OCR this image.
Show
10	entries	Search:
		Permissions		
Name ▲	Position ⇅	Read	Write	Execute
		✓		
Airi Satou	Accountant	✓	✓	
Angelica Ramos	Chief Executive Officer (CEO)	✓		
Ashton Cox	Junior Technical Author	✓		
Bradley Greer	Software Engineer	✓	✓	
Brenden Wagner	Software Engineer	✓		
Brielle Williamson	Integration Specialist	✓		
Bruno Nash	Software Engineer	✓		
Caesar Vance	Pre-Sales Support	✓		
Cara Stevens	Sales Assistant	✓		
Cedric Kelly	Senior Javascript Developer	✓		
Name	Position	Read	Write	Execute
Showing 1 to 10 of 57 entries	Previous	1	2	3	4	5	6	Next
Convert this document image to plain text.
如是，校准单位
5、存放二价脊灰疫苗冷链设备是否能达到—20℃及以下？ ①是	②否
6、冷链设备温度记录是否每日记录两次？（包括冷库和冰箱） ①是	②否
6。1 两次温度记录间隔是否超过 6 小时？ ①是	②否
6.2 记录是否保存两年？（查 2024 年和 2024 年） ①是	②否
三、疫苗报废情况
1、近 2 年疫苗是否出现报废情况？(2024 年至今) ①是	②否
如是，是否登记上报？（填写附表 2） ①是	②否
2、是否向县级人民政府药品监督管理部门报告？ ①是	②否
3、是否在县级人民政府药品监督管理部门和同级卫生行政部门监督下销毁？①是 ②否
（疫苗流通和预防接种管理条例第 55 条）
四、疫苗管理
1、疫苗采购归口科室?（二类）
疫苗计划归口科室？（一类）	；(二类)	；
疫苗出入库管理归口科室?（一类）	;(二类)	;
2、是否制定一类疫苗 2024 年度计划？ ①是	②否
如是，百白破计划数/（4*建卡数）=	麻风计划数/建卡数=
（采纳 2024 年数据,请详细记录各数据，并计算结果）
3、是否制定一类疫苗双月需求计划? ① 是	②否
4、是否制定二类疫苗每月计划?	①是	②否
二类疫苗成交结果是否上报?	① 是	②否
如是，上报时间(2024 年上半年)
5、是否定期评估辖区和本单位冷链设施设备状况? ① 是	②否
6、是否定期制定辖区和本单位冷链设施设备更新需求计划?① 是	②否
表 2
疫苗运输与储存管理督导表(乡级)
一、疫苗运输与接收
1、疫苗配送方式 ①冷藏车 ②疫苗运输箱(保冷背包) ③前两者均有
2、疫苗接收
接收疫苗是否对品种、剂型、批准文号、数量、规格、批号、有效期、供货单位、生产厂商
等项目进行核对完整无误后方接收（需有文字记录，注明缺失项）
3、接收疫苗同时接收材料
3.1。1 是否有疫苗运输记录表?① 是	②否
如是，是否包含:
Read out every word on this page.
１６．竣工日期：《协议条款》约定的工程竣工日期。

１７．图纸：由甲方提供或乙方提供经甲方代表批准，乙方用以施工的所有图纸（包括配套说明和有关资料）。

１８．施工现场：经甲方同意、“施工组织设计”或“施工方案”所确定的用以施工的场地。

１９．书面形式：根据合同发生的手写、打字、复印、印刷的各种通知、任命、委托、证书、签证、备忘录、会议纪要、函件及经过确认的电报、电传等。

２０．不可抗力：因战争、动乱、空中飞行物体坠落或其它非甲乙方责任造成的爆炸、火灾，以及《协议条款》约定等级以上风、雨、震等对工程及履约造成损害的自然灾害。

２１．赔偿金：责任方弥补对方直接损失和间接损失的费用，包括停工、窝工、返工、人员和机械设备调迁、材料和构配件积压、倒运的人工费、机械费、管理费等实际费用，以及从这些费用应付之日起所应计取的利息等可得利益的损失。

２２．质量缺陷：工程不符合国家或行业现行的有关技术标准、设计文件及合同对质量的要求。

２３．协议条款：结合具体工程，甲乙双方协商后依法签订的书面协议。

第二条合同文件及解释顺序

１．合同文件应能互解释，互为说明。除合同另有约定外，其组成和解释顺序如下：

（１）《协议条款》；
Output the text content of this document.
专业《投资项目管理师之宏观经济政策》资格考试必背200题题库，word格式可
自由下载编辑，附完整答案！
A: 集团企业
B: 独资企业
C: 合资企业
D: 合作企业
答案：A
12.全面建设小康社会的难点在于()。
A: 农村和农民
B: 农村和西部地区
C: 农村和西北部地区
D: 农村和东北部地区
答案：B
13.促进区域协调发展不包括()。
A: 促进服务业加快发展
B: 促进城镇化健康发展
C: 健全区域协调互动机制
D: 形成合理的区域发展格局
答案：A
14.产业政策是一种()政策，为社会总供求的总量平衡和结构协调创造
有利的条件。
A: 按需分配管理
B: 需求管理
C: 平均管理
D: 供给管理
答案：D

--

__The exercise__: Repeat every record, keeping each word and mark exactly as it is.

__Written answer__:
OCR this image.
Show
10	entries	Search:
		Permissions		
Name ▲	Position ⇅	Read	Write	Execute
		✓		
Airi Satou	Accountant	✓	✓	
Angelica Ramos	Chief Executive Officer (CEO)	✓		
Ashton Cox	Junior Technical Author	✓		
Bradley Greer	Software Engineer	✓	✓	
Brenden Wagner	Software Engineer	✓		
Brielle Williamson	Integration Specialist	✓		
Bruno Nash	Software Engineer	✓		
Caesar Vance	Pre-Sales Support	✓		
Cara Stevens	Sales Assistant	✓		
Cedric Kelly	Senior Javascript Developer	✓		
Name	Position	Read	Write	Execute
Showing 1 to 10 of 57 entries	Previous	1	2	3	4	5	6	Next
Convert this document image to plain text.
如是，校准单位
5、存放二价脊灰疫苗冷链设备是否能达到—20℃及以下？ ①是	②否
6、冷链设备温度记录是否每日记录两次？（包括冷库和冰箱） ①是	②否
6。1 两次温度记录间隔是否超过 6 小时？ ①是	②否
6.2 记录是否保存两年？（查 2024 年和 2024 年） ①是	②否
三、疫苗报废情况
1、近 2 年疫苗是否出现报废情况？(2024 年至今) ①是	②否
如是，是否登记上报？（填写附表 2） ①是	②否
2、是否向县级人民政府药品监督管理部门报告？ ①是	②否
3、是否在县级人民政府药品监督管理部门和同级卫生行政部门监督下销毁？①是 ②否
（疫苗流通和预防接种管理条例第 55 条）
四、疫苗管理
1、疫苗采购归口科室?（二类）
疫苗计划归口科室？（一类）	；(二类)	；
疫苗出入库管理归口科室?（一类）	;(二类)	;
2、是否制定一类疫苗 2024 年度计划？ ①是	②否
如是，百白破计划数/（4*建卡数）=	麻风计划数/建卡数=
（采纳 2024 年数据,请详细记录各数据，并计算结果）
3、是否制定一类疫苗双月需求计划? ① 是	②否
4、是否制定二类疫苗每月计划?	①是	②否
二类疫苗成交结果是否上报?	① 是	②否
如是，上报时间(2024 年上半年)
5、是否定期评估辖区和本单位冷链设施设备状况? ① 是	②否
6、是否定期制定辖区和本单位冷链设施设备更新需求计划?① 是	②否
表 2
疫苗运输与储存管理督导表(乡级)
一、疫苗运输与接收
1、疫苗配送方式 ①冷藏车 ②疫苗运输箱(保冷背包) ③前两者均有
2、疫苗接收
接收疫苗是否对品种、剂型、批准文号、数量、规格、批号、有效期、供货单位、生产厂商
等项目进行核对完整无误后方接收（需有文字记录，注明缺失项）
3、接收疫苗同时接收材料
3.1。1 是否有疫苗运输记录表?① 是	②否
如是，是否包含:
Read out every word on this page.
１６．竣工日期：《协议条款》约定的工程竣工日期。

１７．图纸：由甲方提供或乙方提供经甲方代表批准，乙方用以施工的所有图纸（包括配套说明和有关资料）。

１８．施工现场：经甲方同意、“施工组织设计”或“施工方案”所确定的用以施工的场地。

１９．书面形式：根据合同发生的手写、打字、复印、印刷的各种通知、任命、委托、证书、签证、备忘录、会议纪要、函件及经过确认的电报、电传等。

２０．不可抗力：因战争、动乱、空中飞行物体坠落或其它非甲乙方责任造成的爆炸、火灾，以及《协议条款》约定等级以上风、雨、震等对工程及履约造成损害的自然灾害。

２１．赔偿金：责任方弥补对方直接损失和间接损失的费用，包括停工、窝工、返工、人员和机械设备调迁、材料和构配件积压、倒运的人工费、机械费、管理费等实际费用，以及从这些费用应付之日起所应计取的利息等可得利益的损失。

２２．质量缺陷：工程不符合国家或行业现行的有关技术标准、设计文件及合同对质量的要求。

２３．协议条款：结合具体工程，甲乙双方协商后依法签订的书面协议。

第二条合同文件及解释顺序

１．合同文件应能互解释，互为说明。除合同另有约定外，其组成和解释顺序如下：

（１）《协议条款》；
Output the text content of this document.
专业《投资项目管理师之宏观经济政策》资格考试必背200题题库，word格式可
自由下载编辑，附完整答案！
A: 集团企业
B: 独资企业
C: 合资企业
D: 合作企业
答案：A
12.全面建设小康社会的难点在于()。
A: 农村和农民
B: 农村和西部地区
C: 农村和西北部地区
D: 农村和东北部地区
答案：B
13.促进区域协调发展不包括()。
A: 促进服务业加快发展
B: 促进城镇化健康发展
C: 健全区域协调互动机制
D: 形成合理的区域发展格局
答案：A
14.产业政策是一种()政策，为社会总供求的总量平衡和结构协调创造
有利的条件。
A: 按需分配管理
B: 需求管理
C: 平均管理
D: 供给管理
答案：D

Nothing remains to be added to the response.